15  A Preview of the Road Ahead

This chapter closes Part I (Foundations) by laying out a map of the territory that follows. You have now seen why artificial intelligence matters, how the field arrived at its present moment, and what conceptual vocabulary the rest of the book assumes. The purpose here is different. Rather than introduce new technical material, this chapter explains how the book is organized, why the parts are ordered the way they are, and how you can navigate them according to your background and goals. Think of it as a trailhead sign: a description of the trails, their difficulty, where they connect, and what view waits at the summit.

15.1 1. The Shape of the Book

“AI in Action” is built around a single conviction: that modern artificial intelligence is best understood as a layered stack, where each layer rests on the one beneath it and exposes a cleaner interface to the one above. You cannot reason carefully about transformers without linear algebra and probability. You cannot build a retrieval system without understanding embeddings, and you cannot understand embeddings without first understanding how data is represented. Agents, in turn, orchestrate language models, retrieval, and tools into systems that act in the world. The book follows this dependency structure deliberately.

The material is divided into eight parts.

^^^^

• [What is asked]
**a.** According to the chapter excerpt, how many parts make up the book's material?
**b.** From the chapter excerpt, print the part that opens with the words containing "This chapter closes" and closes with "at the summit.".
Rely only on the chapter excerpt above to complete the work.

^^^^

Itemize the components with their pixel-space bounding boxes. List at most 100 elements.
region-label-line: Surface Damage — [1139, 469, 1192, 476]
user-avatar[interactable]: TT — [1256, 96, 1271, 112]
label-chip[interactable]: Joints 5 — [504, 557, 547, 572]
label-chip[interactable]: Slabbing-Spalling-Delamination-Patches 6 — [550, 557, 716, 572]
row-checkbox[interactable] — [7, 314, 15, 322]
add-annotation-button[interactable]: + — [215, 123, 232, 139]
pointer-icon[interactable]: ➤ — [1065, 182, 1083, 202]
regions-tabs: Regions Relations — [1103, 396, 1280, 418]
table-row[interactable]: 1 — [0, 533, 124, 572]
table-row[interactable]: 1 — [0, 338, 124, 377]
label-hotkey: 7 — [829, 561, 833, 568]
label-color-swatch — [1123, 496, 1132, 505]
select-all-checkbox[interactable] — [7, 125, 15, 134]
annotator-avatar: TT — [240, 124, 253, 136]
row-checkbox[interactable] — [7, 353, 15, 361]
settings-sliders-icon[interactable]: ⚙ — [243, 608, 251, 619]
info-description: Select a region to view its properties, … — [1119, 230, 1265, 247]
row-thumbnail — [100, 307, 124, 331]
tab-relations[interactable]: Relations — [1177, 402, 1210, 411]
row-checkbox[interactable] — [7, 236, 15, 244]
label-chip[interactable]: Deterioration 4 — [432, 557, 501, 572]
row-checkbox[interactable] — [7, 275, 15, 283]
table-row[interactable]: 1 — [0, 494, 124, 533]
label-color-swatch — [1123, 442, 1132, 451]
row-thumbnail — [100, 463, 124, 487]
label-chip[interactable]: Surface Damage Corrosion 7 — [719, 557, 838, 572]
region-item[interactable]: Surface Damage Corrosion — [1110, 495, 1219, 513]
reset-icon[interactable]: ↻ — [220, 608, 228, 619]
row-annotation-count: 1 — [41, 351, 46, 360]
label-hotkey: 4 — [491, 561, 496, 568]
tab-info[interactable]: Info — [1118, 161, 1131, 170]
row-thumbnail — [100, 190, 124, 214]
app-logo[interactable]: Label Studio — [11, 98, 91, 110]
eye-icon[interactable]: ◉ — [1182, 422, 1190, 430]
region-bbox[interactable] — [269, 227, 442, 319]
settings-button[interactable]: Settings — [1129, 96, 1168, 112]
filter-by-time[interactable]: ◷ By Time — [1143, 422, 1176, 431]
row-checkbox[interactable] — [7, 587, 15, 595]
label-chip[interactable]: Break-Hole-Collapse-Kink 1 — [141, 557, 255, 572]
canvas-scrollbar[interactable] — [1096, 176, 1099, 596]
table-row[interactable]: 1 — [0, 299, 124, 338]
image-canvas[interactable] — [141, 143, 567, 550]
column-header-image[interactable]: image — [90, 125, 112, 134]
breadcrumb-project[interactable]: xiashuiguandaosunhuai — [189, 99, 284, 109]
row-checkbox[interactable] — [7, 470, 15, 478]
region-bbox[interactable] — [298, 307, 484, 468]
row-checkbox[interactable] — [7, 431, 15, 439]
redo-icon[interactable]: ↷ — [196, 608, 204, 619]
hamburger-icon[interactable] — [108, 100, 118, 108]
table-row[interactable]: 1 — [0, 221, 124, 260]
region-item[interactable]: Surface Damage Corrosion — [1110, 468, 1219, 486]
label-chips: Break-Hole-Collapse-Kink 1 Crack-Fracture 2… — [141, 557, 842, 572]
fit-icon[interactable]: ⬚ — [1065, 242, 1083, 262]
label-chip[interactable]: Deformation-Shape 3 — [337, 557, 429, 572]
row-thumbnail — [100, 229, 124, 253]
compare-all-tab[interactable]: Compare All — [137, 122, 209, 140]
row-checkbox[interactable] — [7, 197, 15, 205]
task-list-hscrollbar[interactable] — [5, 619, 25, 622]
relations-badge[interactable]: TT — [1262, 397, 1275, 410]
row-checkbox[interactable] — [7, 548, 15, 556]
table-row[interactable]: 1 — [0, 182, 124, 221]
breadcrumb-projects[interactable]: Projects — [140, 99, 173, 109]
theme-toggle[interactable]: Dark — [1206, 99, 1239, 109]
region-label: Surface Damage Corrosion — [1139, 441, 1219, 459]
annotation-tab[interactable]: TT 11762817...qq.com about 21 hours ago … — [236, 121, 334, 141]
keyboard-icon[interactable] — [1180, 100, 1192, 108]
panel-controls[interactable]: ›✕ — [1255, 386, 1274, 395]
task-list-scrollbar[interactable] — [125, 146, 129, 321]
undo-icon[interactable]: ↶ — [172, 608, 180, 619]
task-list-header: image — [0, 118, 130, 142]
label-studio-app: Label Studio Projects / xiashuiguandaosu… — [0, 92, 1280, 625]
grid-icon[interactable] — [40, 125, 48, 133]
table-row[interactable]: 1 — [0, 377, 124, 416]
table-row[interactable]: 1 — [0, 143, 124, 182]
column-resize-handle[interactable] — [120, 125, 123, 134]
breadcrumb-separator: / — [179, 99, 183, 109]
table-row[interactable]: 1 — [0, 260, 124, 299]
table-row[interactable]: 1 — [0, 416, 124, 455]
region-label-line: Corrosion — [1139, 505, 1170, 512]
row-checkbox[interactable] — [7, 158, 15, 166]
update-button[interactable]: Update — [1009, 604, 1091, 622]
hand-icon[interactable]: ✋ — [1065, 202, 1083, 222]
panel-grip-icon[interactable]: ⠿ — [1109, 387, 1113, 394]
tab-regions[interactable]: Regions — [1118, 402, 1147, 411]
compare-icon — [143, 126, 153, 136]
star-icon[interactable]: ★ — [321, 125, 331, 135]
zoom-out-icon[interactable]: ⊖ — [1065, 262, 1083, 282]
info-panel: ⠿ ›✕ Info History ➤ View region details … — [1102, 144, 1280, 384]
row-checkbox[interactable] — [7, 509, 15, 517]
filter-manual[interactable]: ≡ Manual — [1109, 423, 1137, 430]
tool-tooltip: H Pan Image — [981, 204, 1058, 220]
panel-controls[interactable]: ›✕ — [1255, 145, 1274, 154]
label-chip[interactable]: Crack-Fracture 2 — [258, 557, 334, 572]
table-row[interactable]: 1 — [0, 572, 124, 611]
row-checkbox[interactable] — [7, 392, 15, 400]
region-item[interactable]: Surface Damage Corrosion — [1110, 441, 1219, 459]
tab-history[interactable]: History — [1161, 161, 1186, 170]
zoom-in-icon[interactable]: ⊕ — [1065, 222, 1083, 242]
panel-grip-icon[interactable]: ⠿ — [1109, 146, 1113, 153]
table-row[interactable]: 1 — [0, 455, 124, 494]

^^^^

• [Problem solutions]
**a.** Eight parts.

**b.**
This chapter closes Part I (Foundations) by laying out a map of the territory that follows. You have now seen why artificial intelligence matters, how the field arrived at its present moment, and what conceptual vocabulary the rest of the book assumes. The purpose here is different. Rather than introduce new technical material, this chapter explains how the book is organized, why the parts are ordered the way they are, and how you can navigate them according to your background and goals. Think of it as a trailhead sign: a description of the trails, their difficulty, where they connect, and what view waits at the summit.